> _WHAT NEEDS TO BE DONE_
Reproduce each record exactly.

> _EXCERPTED DATA_
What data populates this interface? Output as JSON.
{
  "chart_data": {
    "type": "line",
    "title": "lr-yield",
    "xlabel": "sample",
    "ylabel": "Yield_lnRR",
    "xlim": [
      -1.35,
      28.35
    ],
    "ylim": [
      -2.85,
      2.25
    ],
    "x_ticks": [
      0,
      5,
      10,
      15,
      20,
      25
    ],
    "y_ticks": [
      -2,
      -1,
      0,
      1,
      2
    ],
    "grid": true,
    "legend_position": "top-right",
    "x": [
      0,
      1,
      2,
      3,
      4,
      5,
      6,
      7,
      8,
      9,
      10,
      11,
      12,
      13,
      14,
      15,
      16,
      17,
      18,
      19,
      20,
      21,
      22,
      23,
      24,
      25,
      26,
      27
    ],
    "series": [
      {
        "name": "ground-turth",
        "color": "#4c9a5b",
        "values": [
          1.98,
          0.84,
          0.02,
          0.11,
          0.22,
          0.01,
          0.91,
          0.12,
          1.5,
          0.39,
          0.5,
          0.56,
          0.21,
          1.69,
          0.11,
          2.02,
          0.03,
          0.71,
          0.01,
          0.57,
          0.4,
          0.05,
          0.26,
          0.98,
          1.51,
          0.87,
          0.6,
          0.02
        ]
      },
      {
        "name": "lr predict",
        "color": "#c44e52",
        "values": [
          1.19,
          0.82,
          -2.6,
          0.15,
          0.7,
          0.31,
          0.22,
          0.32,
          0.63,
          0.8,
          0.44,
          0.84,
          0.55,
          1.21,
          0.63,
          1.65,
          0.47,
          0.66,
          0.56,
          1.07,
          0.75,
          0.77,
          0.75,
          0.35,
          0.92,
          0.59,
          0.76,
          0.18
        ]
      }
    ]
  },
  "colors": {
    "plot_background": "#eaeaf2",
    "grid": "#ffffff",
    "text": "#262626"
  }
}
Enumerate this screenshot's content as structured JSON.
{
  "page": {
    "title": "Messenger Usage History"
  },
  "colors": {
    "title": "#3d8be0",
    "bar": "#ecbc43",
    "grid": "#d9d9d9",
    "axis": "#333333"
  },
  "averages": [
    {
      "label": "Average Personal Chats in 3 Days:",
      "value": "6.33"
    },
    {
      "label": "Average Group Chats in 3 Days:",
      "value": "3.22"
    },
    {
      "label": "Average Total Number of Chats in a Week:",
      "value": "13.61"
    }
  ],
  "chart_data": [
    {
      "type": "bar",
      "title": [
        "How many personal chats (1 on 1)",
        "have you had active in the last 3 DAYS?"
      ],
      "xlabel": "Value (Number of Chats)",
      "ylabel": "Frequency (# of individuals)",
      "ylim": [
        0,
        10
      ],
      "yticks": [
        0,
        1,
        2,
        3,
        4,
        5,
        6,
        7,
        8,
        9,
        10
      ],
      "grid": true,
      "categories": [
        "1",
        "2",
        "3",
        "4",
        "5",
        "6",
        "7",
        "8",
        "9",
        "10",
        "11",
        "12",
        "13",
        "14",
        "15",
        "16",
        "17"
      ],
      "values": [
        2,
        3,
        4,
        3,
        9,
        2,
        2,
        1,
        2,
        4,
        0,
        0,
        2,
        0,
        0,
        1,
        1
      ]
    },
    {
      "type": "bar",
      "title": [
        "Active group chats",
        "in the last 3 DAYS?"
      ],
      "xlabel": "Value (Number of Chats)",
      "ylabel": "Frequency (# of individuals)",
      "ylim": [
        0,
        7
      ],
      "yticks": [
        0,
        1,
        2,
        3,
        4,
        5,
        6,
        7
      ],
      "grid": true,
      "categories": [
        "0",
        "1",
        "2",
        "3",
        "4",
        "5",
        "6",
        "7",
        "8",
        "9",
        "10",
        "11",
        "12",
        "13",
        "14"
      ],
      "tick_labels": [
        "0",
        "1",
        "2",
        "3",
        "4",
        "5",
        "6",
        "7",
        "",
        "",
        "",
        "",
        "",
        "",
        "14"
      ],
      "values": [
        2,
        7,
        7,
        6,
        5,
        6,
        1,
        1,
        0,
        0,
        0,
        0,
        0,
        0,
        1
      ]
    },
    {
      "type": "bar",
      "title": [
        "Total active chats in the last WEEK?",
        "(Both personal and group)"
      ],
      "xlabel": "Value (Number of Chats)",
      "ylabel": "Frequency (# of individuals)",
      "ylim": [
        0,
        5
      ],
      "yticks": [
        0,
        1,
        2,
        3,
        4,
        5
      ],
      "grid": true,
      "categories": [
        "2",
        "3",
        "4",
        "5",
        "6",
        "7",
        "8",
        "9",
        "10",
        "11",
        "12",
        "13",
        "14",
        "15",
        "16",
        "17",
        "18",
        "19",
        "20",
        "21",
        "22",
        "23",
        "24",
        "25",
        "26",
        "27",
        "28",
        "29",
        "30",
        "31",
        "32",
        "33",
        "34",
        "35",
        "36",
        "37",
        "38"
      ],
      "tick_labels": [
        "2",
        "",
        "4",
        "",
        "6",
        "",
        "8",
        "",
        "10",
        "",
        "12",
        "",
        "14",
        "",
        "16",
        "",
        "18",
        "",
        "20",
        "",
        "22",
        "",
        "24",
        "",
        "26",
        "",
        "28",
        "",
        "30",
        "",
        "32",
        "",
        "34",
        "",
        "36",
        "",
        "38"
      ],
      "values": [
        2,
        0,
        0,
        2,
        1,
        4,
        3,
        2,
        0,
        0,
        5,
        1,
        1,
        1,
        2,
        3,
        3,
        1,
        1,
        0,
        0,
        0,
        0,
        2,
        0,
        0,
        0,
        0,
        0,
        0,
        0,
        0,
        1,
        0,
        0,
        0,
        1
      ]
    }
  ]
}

> _FINISHED EXERCISE_
What data populates this interface? Output as JSON.
{
  "chart_data": {
    "type": "line",
    "title": "lr-yield",
    "xlabel": "sample",
    "ylabel": "Yield_lnRR",
    "xlim": [
      -1.35,
      28.35
    ],
    "ylim": [
      -2.85,
      2.25
    ],
    "x_ticks": [
      0,
      5,
      10,
      15,
      20,
      25
    ],
    "y_ticks": [
      -2,
      -1,
      0,
      1,
      2
    ],
    "grid": true,
    "legend_position": "top-right",
    "x": [
      0,
      1,
      2,
      3,
      4,
      5,
      6,
      7,
      8,
      9,
      10,
      11,
      12,
      13,
      14,
      15,
      16,
      17,
      18,
      19,
      20,
      21,
      22,
      23,
      24,
      25,
      26,
      27
    ],
    "series": [
      {
        "name": "ground-turth",
        "color": "#4c9a5b",
        "values": [
          1.98,
          0.84,
          0.02,
          0.11,
          0.22,
          0.01,
          0.91,
          0.12,
          1.5,
          0.39,
          0.5,
          0.56,
          0.21,
          1.69,
          0.11,
          2.02,
          0.03,
          0.71,
          0.01,
          0.57,
          0.4,
          0.05,
          0.26,
          0.98,
          1.51,
          0.87,
          0.6,
          0.02
        ]
      },
      {
        "name": "lr predict",
        "color": "#c44e52",
        "values": [
          1.19,
          0.82,
          -2.6,
          0.15,
          0.7,
          0.31,
          0.22,
          0.32,
          0.63,
          0.8,
          0.44,
          0.84,
          0.55,
          1.21,
          0.63,
          1.65,
          0.47,
          0.66,
          0.56,
          1.07,
          0.75,
          0.77,
          0.75,
          0.35,
          0.92,
          0.59,
          0.76,
          0.18
        ]
      }
    ]
  },
  "colors": {
    "plot_background": "#eaeaf2",
    "grid": "#ffffff",
    "text": "#262626"
  }
}
Enumerate this screenshot's content as structured JSON.
{
  "page": {
    "title": "Messenger Usage History"
  },
  "colors": {
    "title": "#3d8be0",
    "bar": "#ecbc43",
    "grid": "#d9d9d9",
    "axis": "#333333"
  },
  "averages": [
    {
      "label": "Average Personal Chats in 3 Days:",
      "value": "6.33"
    },
    {
      "label": "Average Group Chats in 3 Days:",
      "value": "3.22"
    },
    {
      "label": "Average Total Number of Chats in a Week:",
      "value": "13.61"
    }
  ],
  "chart_data": [
    {
      "type": "bar",
      "title": [
        "How many personal chats (1 on 1)",
        "have you had active in the last 3 DAYS?"
      ],
      "xlabel": "Value (Number of Chats)",
      "ylabel": "Frequency (# of individuals)",
      "ylim": [
        0,
        10
      ],
      "yticks": [
        0,
        1,
        2,
        3,
        4,
        5,
        6,
        7,
        8,
        9,
        10
      ],
      "grid": true,
      "categories": [
        "1",
        "2",
        "3",
        "4",
        "5",
        "6",
        "7",
        "8",
        "9",
        "10",
        "11",
        "12",
        "13",
        "14",
        "15",
        "16",
        "17"
      ],
      "values": [
        2,
        3,
        4,
        3,
        9,
        2,
        2,
        1,
        2,
        4,
        0,
        0,
        2,
        0,
        0,
        1,
        1
      ]
    },
    {
      "type": "bar",
      "title": [
        "Active group chats",
        "in the last 3 DAYS?"
      ],
      "xlabel": "Value (Number of Chats)",
      "ylabel": "Frequency (# of individuals)",
      "ylim": [
        0,
        7
      ],
      "yticks": [
        0,
        1,
        2,
        3,
        4,
        5,
        6,
        7
      ],
      "grid": true,
      "categories": [
        "0",
        "1",
        "2",
        "3",
        "4",
        "5",
        "6",
        "7",
        "8",
        "9",
        "10",
        "11",
        "12",
        "13",
        "14"
      ],
      "tick_labels": [
        "0",
        "1",
        "2",
        "3",
        "4",
        "5",
        "6",
        "7",
        "",
        "",
        "",
        "",
        "",
        "",
        "14"
      ],
      "values": [
        2,
        7,
        7,
        6,
        5,
        6,
        1,
        1,
        0,
        0,
        0,
        0,
        0,
        0,
        1
      ]
    },
    {
      "type": "bar",
      "title": [
        "Total active chats in the last WEEK?",
        "(Both personal and group)"
      ],
      "xlabel": "Value (Number of Chats)",
      "ylabel": "Frequency (# of individuals)",
      "ylim": [
        0,
        5
      ],
      "yticks": [
        0,
        1,
        2,
        3,
        4,
        5
      ],
      "grid": true,
      "categories": [
        "2",
        "3",
        "4",
        "5",
        "6",
        "7",
        "8",
        "9",
        "10",
        "11",
        "12",
        "13",
        "14",
        "15",
        "16",
        "17",
        "18",
        "19",
        "20",
        "21",
        "22",
        "23",
        "24",
        "25",
        "26",
        "27",
        "28",
        "29",
        "30",
        "31",
        "32",
        "33",
        "34",
        "35",
        "36",
        "37",
        "38"
      ],
      "tick_labels": [
        "2",
        "",
        "4",
        "",
        "6",
        "",
        "8",
        "",
        "10",
        "",
        "12",
        "",
        "14",
        "",
        "16",
        "",
        "18",
        "",
        "20",
        "",
        "22",
        "",
        "24",
        "",
        "26",
        "",
        "28",
        "",
        "30",
        "",
        "32",
        "",
        "34",
        "",
        "36",
        "",
        "38"
      ],
      "values": [
        2,
        0,
        0,
        2,
        1,
        4,
        3,
        2,
        0,
        0,
        5,
        1,
        1,
        1,
        2,
        3,
        3,
        1,
        1,
        0,
        0,
        0,
        0,
        2,
        0,
        0,
        0,
        0,
        0,
        0,
        0,
        0,
        1,
        0,
        0,
        0,
        1
      ]
    }
  ]
}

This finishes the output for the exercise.